== Text segment ==

From: Christian T. <ti...@ti...> - 2003-01-05 23:44:58

Christian Tismer wrote:
> Guido van Rossum wrote:
...

>> Correct; then even better:
>>
>>              singlePlane = array.array('B', [0]) * (width*height*3)
>>
>> i.e. do only one sequence repeat rather than three.

Here an addition to my former note.

Doing some simple analysis of this, I found that
it is generally safer *not* to do huge repetitions
of very small objects.
If you always use intermediate steps, you are
creating some slight overhead, but you will never
step into traps like these:

>  >>> if 1:
> ...     t = time.clock()
> ...     for i in xrange(100):
> ...         s = ' ' * 1000 * 1000
> ...     print time.clock()-t
> ...
> 0.674784644417
>  >>> if 1:
> ...     t = time.clock()
> ...     for i in xrange(100):
> ...         s = ' ' * 1000000
> ...     print time.clock()-t
> ...
> 6.28695295072
>  >>>

Analysis:
The central copying code in stringobject.c is the following
tight loop:

	for (i = 0; i < size; i += a->ob_size)
		memcpy(op->ob_sval+i, a->ob_sval, (int) a->ob_size);

For my example, this memcpy is started for every single
of the one million bytes. So the overhead of memcpy,
let is be a function call or a macro, will be executed
a million times.

On the other hand, doing ' ' * 1000 * 1000 only
has to call memcpy 2000 times.

My advice: Do not go from very small to very large in
one big step, but go to reasonable chunks.

ciao - chris

-- 
Christian Tismer             :^)   <mailto:ti...@ti...>
Mission Impossible 5oftware  :     Have a break! Take a ride on Python's
Johannes-Niemeyer-Weg 9a     :    *Starship* http://starship.python.net/
14109 Berlin                 :     PGP key -> http://wwwkeys.pgp.net/
work +49 30 89 09 53 34  home +49 30 802 86 56  pager +49 173 24 18 776
PGP 0x57F3BF04       9064 F4E1 D754 C2FF 1619  305B C09C 5A3B 57F3 BF04
      whom do you want to sponsor today?   http://www.stackless.com/

[Pyobjc-dev] Re: Slow String Repeat (was: [Python-Dev] PyBuffer* vs. array.array())

From: Jack J. <Jac...@or...> - 2003-01-06 01:45:41

On maandag, jan 6, 2003, at 00:46 Europe/Amsterdam, Christian Tismer 
wrote:

> The central copying code in stringobject.c is the following
> tight loop:
>
> 	for (i = 0; i < size; i += a->ob_size)
> 		memcpy(op->ob_sval+i, a->ob_sval, (int) a->ob_size);
>
> For my example, this memcpy is started for every single
> of the one million bytes. So the overhead of memcpy,
> let is be a function call or a macro, will be executed
> a million times.

Oops, I replied before seeing this message, this does sound plausible. 
But that gives an easy way to fix it: for copies larger than a certain 
factor just copy the source object, then duplicate the source object 
until you're at size/2, then duplicat the last bit.

That is, if it is worth the trouble to optimize this,
--
- Jack Jansen        <Jac...@or...>        
http://www.cwi.nl/~jack -
- If I can't dance I don't want to be part of your revolution -- Emma 
Goldman -

===
== Data for this exercise ==

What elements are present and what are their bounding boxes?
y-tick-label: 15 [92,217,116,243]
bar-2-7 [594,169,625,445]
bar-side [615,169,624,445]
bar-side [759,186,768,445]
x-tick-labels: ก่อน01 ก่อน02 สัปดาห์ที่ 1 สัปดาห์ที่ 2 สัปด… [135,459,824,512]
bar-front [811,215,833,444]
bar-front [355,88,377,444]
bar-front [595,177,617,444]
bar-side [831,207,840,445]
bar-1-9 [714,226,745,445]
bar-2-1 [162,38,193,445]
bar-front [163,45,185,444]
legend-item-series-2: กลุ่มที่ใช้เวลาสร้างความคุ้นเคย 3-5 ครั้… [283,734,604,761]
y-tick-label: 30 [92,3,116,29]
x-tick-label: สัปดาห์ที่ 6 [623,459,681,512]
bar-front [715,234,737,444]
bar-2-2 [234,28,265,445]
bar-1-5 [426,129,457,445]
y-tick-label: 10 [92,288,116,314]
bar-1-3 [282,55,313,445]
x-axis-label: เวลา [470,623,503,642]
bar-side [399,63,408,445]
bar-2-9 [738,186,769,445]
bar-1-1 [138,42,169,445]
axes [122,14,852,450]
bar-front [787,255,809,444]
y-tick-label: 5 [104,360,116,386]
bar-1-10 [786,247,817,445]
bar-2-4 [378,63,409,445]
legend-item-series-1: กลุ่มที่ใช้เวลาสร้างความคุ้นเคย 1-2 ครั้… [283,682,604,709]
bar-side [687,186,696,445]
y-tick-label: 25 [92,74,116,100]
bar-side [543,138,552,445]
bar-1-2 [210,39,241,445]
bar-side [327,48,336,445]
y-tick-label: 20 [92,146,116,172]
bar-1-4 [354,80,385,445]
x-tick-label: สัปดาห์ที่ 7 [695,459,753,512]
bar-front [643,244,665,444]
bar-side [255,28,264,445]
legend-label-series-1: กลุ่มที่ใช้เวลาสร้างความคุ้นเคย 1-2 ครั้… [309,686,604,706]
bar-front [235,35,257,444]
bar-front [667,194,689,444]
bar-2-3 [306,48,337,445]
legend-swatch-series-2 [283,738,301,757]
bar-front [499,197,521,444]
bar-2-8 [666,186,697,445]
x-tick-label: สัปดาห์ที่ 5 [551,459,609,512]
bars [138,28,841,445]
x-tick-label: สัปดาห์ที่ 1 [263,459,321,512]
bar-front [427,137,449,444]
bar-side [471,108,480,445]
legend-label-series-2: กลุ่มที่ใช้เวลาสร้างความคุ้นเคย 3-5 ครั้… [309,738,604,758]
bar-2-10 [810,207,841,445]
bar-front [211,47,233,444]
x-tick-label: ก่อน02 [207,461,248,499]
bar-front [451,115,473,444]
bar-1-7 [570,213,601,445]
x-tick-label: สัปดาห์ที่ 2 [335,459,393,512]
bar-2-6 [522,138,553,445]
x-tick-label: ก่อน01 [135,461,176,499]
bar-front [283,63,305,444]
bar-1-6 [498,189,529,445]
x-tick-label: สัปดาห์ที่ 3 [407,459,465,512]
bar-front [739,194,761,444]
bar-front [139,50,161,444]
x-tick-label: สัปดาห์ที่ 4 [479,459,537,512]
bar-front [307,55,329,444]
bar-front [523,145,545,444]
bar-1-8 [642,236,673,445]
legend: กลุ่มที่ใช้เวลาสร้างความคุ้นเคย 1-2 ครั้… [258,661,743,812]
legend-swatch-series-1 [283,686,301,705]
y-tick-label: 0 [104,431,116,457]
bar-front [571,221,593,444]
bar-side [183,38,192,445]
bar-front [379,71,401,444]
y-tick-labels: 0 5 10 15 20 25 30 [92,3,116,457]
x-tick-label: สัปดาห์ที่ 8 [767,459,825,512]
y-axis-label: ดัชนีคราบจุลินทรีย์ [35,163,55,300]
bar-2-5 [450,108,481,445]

===

#### [Set tasks]
1: List every web address beginning with "http://" that appears in the mailing-list thread on slow string repetition.
2: Render the stretch of the records from their start through the line containing "bar-front [811,215,833,444]" as a JSON list of strings, one string per line.
The text and the records have no connection to each other.

#### [Expected outputs]
1:
- http://starship.python.net/
- http://wwwkeys.pgp.net/
- http://www.stackless.com/
- http://www.cwi.nl/~jack

2:
[
  "What elements are present and what are their bounding boxes?",
  "y-tick-label: 15 [92,217,116,243]",
  "bar-2-7 [594,169,625,445]",
  "bar-side [615,169,624,445]",
  "bar-side [759,186,768,445]",
  "x-tick-labels: ก่อน01 ก่อน02 สัปดาห์ที่ 1 สัปดาห์ที่ 2 สัปด… [135,459,824,512]",
  "bar-front [811,215,833,444]"
]